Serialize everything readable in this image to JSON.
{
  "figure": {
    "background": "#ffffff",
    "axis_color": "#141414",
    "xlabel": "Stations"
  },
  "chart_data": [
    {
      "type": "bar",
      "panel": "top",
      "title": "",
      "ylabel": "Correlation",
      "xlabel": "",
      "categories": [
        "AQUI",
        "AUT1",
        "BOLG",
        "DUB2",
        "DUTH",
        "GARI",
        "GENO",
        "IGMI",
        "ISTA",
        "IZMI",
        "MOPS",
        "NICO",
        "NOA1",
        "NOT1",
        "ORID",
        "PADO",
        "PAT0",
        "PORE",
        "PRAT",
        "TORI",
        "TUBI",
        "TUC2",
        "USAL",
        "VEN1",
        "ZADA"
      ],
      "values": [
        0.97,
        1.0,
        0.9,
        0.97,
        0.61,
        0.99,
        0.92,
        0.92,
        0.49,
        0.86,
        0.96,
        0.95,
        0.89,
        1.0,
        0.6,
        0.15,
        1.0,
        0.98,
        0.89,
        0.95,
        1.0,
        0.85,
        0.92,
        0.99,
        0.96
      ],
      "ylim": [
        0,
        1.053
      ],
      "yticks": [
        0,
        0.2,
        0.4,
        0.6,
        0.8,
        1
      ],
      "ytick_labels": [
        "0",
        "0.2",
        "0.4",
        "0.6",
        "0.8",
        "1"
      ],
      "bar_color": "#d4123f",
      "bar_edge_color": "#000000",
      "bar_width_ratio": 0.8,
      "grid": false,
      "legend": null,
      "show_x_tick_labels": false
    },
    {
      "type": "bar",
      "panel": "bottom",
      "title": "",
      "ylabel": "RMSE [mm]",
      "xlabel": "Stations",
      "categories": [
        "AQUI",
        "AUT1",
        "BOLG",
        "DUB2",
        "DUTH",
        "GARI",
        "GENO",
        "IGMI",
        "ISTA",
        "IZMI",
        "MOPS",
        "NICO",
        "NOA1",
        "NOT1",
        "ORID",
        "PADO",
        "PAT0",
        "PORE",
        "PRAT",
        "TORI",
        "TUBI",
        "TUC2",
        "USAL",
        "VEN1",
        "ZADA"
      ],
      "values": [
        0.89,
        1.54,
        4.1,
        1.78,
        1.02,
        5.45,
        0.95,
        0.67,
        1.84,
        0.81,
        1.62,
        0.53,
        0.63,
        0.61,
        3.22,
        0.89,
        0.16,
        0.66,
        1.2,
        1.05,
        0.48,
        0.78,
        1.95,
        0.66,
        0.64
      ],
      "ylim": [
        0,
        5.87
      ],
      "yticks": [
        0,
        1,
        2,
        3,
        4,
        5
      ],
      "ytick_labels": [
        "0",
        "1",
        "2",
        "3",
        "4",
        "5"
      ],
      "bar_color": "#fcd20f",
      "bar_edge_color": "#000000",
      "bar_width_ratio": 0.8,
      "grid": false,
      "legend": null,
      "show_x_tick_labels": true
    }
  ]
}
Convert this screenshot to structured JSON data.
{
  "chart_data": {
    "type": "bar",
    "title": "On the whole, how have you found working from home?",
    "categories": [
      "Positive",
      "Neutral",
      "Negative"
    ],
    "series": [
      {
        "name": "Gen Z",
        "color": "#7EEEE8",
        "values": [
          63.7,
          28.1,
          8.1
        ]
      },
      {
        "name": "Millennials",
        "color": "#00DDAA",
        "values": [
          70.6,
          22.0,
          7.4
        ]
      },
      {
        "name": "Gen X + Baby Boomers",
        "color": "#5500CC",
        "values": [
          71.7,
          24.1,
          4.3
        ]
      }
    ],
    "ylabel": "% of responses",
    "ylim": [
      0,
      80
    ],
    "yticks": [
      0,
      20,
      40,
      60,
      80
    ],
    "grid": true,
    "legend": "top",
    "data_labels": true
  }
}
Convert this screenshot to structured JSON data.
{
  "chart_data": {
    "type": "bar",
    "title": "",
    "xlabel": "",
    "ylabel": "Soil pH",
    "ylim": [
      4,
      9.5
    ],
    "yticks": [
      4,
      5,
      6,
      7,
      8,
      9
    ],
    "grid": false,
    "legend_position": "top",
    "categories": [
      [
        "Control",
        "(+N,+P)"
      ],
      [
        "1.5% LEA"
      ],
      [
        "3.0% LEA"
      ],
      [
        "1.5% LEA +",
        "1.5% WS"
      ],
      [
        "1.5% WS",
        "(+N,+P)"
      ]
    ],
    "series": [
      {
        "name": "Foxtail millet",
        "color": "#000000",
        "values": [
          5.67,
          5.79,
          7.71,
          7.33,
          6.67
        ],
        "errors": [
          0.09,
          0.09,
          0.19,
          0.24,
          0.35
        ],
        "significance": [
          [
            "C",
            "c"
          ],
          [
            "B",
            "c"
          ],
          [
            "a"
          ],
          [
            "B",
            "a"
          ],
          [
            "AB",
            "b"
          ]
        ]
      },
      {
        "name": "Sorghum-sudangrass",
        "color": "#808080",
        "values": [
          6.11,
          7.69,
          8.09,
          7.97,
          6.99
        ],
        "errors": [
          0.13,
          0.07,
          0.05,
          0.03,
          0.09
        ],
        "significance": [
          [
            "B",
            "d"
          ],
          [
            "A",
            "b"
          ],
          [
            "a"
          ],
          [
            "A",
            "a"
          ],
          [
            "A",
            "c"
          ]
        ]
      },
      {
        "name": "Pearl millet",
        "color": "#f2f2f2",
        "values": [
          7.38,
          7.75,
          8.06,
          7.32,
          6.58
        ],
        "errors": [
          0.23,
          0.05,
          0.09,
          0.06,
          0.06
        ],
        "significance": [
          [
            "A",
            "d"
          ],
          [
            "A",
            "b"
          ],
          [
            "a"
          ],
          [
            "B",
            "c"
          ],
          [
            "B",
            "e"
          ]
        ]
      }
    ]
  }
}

--*--

• TASK OBJECTIVE:
Extract each line from the listing that holds the word "true".

• EXERCISE OUTPUT:
      "show_x_tick_labels": true
    "grid": true,
    "data_labels": true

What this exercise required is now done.